Copy each line that contains the string "泣き相撲".

----- PROVIDED DATA

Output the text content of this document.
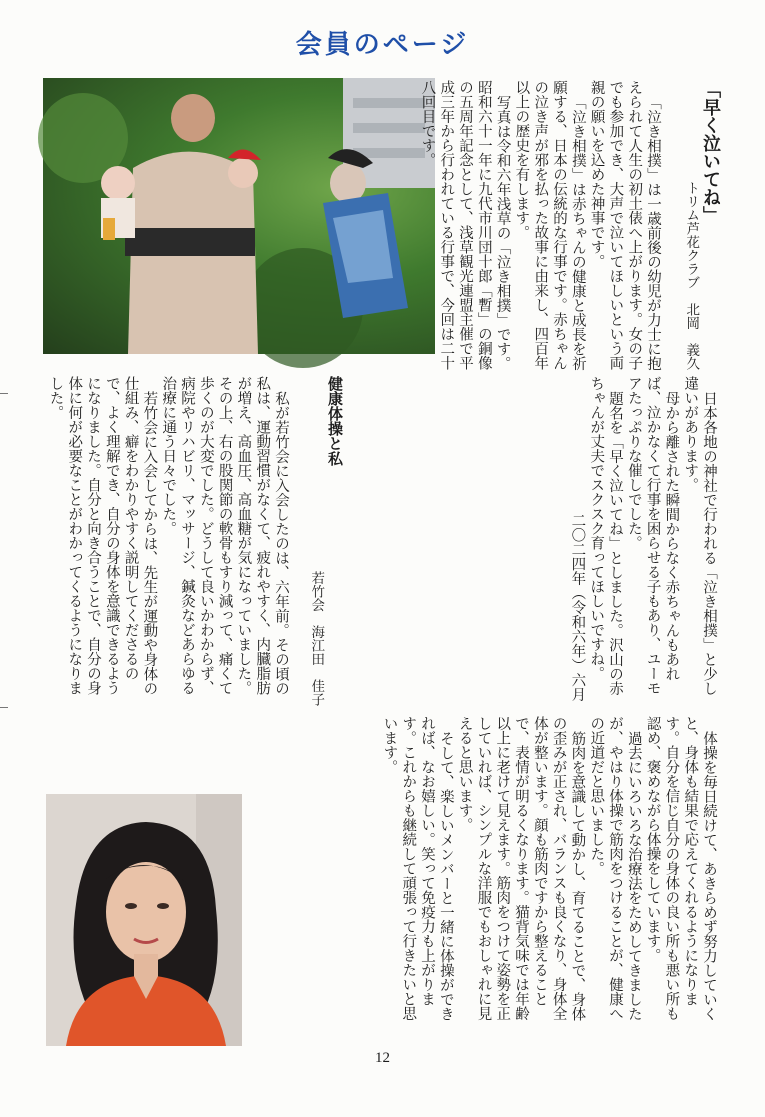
会員のページ

「早く泣いてね」

トリム芦花クラブ　北岡　義久

「泣き相撲」は一歳前後の幼児が力士に抱えられて人生の初土俵へ上がります。女の子でも参加でき、大声で泣いてほしいという両親の願いを込めた神事です。

「泣き相撲」は赤ちゃんの健康と成長を祈願する、日本の伝統的な行事です。赤ちゃんの泣き声が邪を払った故事に由来し、四百年以上の歴史を有します。

写真は令和六年浅草の「泣き相撲」です。昭和六十一年に九代市川団十郎「暫」の銅像の五周年記念として、浅草観光連盟主催で平成三年から行われている行事で、今回は二十八回目です。

日本各地の神社で行われる「泣き相撲」と少し違いがあります。

母から離された瞬間からなく赤ちゃんもあれば、泣かなくて行事を困らせる子もあり、ユーモアたっぷりな催しでした。

題名を「早く泣いてね」としました。沢山の赤ちゃんが丈夫でスクスク育ってほしいですね。

二〇二四年（令和六年）六月

健康体操と私

若竹会　海江田　佳子

私が若竹会に入会したのは、六年前。その頃の私は、運動習慣がなくて、疲れやすく、内臓脂肪が増え、高血圧、高血糖が気になっていました。その上、右の股関節の軟骨もすり減って、痛くて歩くのが大変でした。どうして良いかわからず、病院やリハビリ、マッサージ、鍼灸などあらゆる治療に通う日々でした。

若竹会に入会してからは、先生が運動や身体の仕組み、癖をわかりやすく説明してくださるので、よく理解でき、自分の身体を意識できるようになりました。自分と向き合うことで、自分の身体に何が必要なことがわかってくるようになりました。

体操を毎日続けて、あきらめず努力していくと、身体も結果で応えてくれるようになります。自分を信じ自分の身体の良い所も悪い所も認め、褒めながら体操をしています。

過去にいろいろな治療法をためしてきましたが、やはり体操で筋肉をつけることが、健康への近道だと思いました。

筋肉を意識して動かし、育てることで、身体の歪みが正され、バランスも良くなり、身体全体が整います。顔も筋肉ですから整えることで、表情が明るくなります。猫背気味では年齢以上に老けて見えます。筋肉をつけて姿勢を正していれば、シンプルな洋服でもおしゃれに見えると思います。

そして、楽しいメンバーと一緒に体操ができれば、なお嬉しい。笑って免疫力も上がります。これからも継続して頑張って行きたいと思います。

12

----------

**EXERCISE ANSWER**:
「泣き相撲」は一歳前後の幼児が力士に抱えられて人生の初土俵へ上がります。女の子でも参加でき、大声で泣いてほしいという両親の願いを込めた神事です。
「泣き相撲」は赤ちゃんの健康と成長を祈願する、日本の伝統的な行事です。赤ちゃんの泣き声が邪を払った故事に由来し、四百年以上の歴史を有します。
写真は令和六年浅草の「泣き相撲」です。昭和六十一年に九代市川団十郎「暫」の銅像の五周年記念として、浅草観光連盟主催で平成三年から行われている行事で、今回は二十八回目です。
日本各地の神社で行われる「泣き相撲」と少し違いがあります。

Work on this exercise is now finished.